▸ Data provided:
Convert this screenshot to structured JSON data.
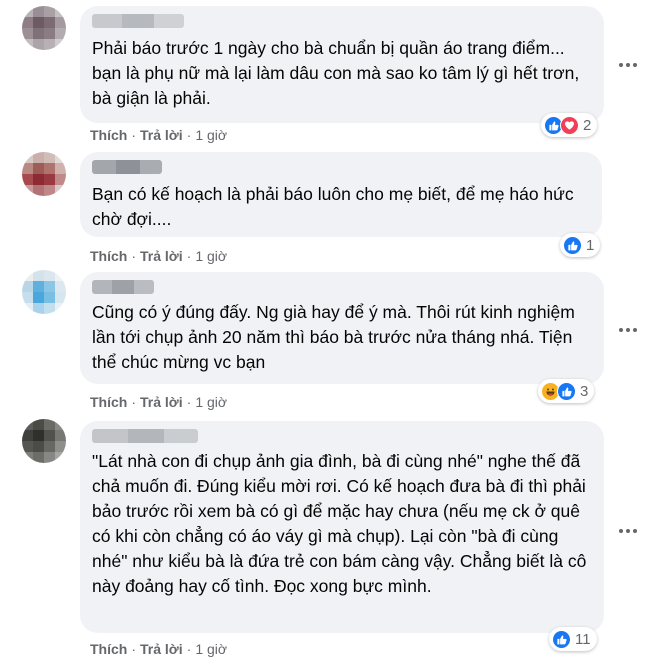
{
  "comments": [
    {
      "text": "Phải báo trước 1 ngày cho bà chuẩn bị quần áo trang điểm... bạn là phụ nữ mà lại làm dâu con mà sao ko tâm lý gì hết trơn, bà giận là phải.",
      "like_label": "Thích",
      "reply_label": "Trả lời",
      "time": "1 giờ",
      "reaction_icons": [
        "like-icon",
        "love-icon"
      ],
      "reaction_count": "2"
    },
    {
      "text": "Bạn có kế hoạch là phải báo luôn cho mẹ biết, để mẹ háo hức chờ đợi....",
      "like_label": "Thích",
      "reply_label": "Trả lời",
      "time": "1 giờ",
      "reaction_icons": [
        "like-icon"
      ],
      "reaction_count": "1"
    },
    {
      "text": "Cũng có ý đúng đấy. Ng già hay để ý mà. Thôi rút kinh nghiệm lần tới chụp ảnh 20 năm thì báo bà trước nửa tháng nhá. Tiện thể chúc mừng vc bạn",
      "like_label": "Thích",
      "reply_label": "Trả lời",
      "time": "1 giờ",
      "reaction_icons": [
        "haha-icon",
        "like-icon"
      ],
      "reaction_count": "3"
    },
    {
      "text": "\"Lát nhà con đi chụp ảnh gia đình, bà đi cùng nhé\" nghe thế đã chả muốn đi. Đúng kiểu mời rơi. Có kế hoạch đưa bà đi thì phải bảo trước rồi xem bà có gì để mặc hay chưa (nếu mẹ ck ở quê có khi còn chẳng có áo váy gì mà chụp). Lại còn \"bà đi cùng nhé\" như kiểu bà là đứa trẻ con bám càng vậy. Chẳng biết là cô này đoảng hay cố tình. Đọc xong bực mình.",
      "like_label": "Thích",
      "reply_label": "Trả lời",
      "time": "1 giờ",
      "reaction_icons": [
        "like-icon"
      ],
      "reaction_count": "11"
    }
  ],
  "colors": {
    "bubble": "#f0f2f5",
    "meta_text": "#65676b",
    "like": "#1877f2",
    "love": "#f33e58",
    "haha": "#f7b125"
  }
}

▸ Task: Excluding the pictures, restate the records above word for word.

▸ Result of the task:
Convert this screenshot to structured JSON data.
{
  "comments": [
    {
      "text": "Phải báo trước 1 ngày cho bà chuẩn bị quần áo trang điểm... bạn là phụ nữ mà lại làm dâu con mà sao ko tâm lý gì hết trơn, bà giận là phải.",
      "like_label": "Thích",
      "reply_label": "Trả lời",
      "time": "1 giờ",
      "reaction_icons": [
        "like-icon",
        "love-icon"
      ],
      "reaction_count": "2"
    },
    {
      "text": "Bạn có kế hoạch là phải báo luôn cho mẹ biết, để mẹ háo hức chờ đợi....",
      "like_label": "Thích",
      "reply_label": "Trả lời",
      "time": "1 giờ",
      "reaction_icons": [
        "like-icon"
      ],
      "reaction_count": "1"
    },
    {
      "text": "Cũng có ý đúng đấy. Ng già hay để ý mà. Thôi rút kinh nghiệm lần tới chụp ảnh 20 năm thì báo bà trước nửa tháng nhá. Tiện thể chúc mừng vc bạn",
      "like_label": "Thích",
      "reply_label": "Trả lời",
      "time": "1 giờ",
      "reaction_icons": [
        "haha-icon",
        "like-icon"
      ],
      "reaction_count": "3"
    },
    {
      "text": "\"Lát nhà con đi chụp ảnh gia đình, bà đi cùng nhé\" nghe thế đã chả muốn đi. Đúng kiểu mời rơi. Có kế hoạch đưa bà đi thì phải bảo trước rồi xem bà có gì để mặc hay chưa (nếu mẹ ck ở quê có khi còn chẳng có áo váy gì mà chụp). Lại còn \"bà đi cùng nhé\" như kiểu bà là đứa trẻ con bám càng vậy. Chẳng biết là cô này đoảng hay cố tình. Đọc xong bực mình.",
      "like_label": "Thích",
      "reply_label": "Trả lời",
      "time": "1 giờ",
      "reaction_icons": [
        "like-icon"
      ],
      "reaction_count": "11"
    }
  ],
  "colors": {
    "bubble": "#f0f2f5",
    "meta_text": "#65676b",
    "like": "#1877f2",
    "love": "#f33e58",
    "haha": "#f7b125"
  }
}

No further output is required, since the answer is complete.